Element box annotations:
####

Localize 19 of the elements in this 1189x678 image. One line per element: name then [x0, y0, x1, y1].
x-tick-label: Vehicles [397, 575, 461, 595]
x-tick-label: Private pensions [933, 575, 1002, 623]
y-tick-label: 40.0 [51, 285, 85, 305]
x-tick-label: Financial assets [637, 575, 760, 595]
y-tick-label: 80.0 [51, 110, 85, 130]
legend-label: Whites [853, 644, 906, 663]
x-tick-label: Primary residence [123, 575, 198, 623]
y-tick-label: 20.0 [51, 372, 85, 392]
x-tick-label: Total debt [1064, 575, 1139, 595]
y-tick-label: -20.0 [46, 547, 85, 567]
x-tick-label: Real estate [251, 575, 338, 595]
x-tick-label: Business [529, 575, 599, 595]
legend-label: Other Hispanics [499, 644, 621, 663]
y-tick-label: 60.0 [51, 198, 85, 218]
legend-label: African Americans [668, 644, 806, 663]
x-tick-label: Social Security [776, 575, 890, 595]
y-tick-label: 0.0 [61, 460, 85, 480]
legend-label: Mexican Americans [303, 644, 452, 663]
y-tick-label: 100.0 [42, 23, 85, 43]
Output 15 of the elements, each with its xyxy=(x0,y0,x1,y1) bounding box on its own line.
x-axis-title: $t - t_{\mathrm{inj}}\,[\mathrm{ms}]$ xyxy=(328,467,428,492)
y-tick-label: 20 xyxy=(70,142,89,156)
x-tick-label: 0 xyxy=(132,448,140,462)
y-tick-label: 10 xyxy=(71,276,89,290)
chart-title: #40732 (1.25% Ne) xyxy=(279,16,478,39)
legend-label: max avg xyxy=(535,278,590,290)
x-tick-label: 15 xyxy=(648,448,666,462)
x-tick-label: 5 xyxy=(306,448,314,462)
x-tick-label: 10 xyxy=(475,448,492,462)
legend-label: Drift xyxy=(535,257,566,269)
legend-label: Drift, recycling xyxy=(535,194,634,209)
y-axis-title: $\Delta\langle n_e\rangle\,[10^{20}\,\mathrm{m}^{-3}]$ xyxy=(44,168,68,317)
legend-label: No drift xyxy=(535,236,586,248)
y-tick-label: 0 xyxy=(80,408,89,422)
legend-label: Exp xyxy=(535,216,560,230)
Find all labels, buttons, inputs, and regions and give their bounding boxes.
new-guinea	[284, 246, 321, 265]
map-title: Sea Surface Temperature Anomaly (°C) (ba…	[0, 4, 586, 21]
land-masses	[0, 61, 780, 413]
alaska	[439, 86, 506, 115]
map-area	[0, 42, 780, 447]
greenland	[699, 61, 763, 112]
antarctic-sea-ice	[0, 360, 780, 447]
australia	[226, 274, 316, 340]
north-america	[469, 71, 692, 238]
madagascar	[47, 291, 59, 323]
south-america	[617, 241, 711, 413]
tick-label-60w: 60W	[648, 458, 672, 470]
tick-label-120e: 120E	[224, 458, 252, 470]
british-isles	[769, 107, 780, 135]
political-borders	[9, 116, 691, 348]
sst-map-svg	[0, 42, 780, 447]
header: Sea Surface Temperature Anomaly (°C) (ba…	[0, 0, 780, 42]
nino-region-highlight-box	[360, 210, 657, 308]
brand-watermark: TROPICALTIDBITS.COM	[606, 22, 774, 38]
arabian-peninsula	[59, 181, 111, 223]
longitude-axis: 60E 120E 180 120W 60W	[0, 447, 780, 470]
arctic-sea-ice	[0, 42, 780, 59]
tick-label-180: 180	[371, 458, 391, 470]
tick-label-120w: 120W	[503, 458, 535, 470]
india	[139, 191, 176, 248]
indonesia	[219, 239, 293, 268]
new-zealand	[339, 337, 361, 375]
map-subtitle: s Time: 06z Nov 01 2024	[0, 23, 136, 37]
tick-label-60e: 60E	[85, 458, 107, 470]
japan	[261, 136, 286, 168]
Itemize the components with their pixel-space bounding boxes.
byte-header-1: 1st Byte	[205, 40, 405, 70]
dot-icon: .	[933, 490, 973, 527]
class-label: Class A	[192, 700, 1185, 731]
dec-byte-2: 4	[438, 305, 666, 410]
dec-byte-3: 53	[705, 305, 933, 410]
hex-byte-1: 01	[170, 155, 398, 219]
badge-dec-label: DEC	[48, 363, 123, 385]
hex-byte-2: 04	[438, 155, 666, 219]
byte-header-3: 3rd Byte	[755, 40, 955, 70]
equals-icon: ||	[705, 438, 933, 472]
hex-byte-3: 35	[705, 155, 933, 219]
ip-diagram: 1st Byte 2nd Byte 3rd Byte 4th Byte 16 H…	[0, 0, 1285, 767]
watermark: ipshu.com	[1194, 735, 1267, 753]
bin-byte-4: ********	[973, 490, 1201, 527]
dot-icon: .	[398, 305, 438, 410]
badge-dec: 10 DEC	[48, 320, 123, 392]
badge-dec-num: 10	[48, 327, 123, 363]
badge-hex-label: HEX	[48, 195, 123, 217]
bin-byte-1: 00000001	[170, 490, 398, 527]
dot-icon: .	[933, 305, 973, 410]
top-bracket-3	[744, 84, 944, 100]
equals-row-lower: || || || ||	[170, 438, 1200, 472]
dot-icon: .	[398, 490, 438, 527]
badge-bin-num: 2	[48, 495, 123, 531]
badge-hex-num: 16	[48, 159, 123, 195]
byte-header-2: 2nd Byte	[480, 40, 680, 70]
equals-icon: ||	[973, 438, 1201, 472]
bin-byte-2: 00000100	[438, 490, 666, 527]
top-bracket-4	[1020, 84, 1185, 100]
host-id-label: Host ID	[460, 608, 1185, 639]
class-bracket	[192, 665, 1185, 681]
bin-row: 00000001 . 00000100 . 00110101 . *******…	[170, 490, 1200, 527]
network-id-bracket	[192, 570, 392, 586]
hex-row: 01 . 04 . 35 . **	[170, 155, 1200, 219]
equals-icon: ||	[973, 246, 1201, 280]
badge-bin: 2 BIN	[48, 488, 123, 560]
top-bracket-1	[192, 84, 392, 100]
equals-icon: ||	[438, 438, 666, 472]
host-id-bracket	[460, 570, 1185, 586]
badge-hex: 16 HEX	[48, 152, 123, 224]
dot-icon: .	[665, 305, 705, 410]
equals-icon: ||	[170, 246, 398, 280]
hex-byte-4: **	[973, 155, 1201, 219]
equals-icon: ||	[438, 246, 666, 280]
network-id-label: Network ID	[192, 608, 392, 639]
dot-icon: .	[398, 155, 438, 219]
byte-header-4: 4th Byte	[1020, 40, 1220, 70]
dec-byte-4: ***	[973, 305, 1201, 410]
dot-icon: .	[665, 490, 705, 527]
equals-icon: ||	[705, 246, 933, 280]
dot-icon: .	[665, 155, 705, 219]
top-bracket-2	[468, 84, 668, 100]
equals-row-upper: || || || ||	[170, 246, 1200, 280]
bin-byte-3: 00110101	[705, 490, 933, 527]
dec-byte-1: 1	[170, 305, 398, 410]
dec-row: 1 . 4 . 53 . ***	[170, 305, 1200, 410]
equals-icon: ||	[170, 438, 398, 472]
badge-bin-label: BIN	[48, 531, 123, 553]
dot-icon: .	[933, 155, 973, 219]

####

■ **Instruction**
Format the lines of the items, starting at the first line and ending at the line containing "legend-label: Other Hispanics", as a Markdown table with a Row column numbering each line and a Line column holding it, and skip any blank lines.

■ **Output**
| Row | Line |
|---|---|
| 1 | Localize 19 of the elements in this 1189x678 image. One line per element: name then [x0, y0, x1, y1]. |
| 2 | x-tick-label: Vehicles [397, 575, 461, 595] |
| 3 | x-tick-label: Private pensions [933, 575, 1002, 623] |
| 4 | y-tick-label: 40.0 [51, 285, 85, 305] |
| 5 | x-tick-label: Financial assets [637, 575, 760, 595] |
| 6 | y-tick-label: 80.0 [51, 110, 85, 130] |
| 7 | legend-label: Whites [853, 644, 906, 663] |
| 8 | x-tick-label: Primary residence [123, 575, 198, 623] |
| 9 | y-tick-label: 20.0 [51, 372, 85, 392] |
| 10 | x-tick-label: Total debt [1064, 575, 1139, 595] |
| 11 | y-tick-label: -20.0 [46, 547, 85, 567] |
| 12 | x-tick-label: Real estate [251, 575, 338, 595] |
| 13 | x-tick-label: Business [529, 575, 599, 595] |
| 14 | legend-label: Other Hispanics [499, 644, 621, 663] |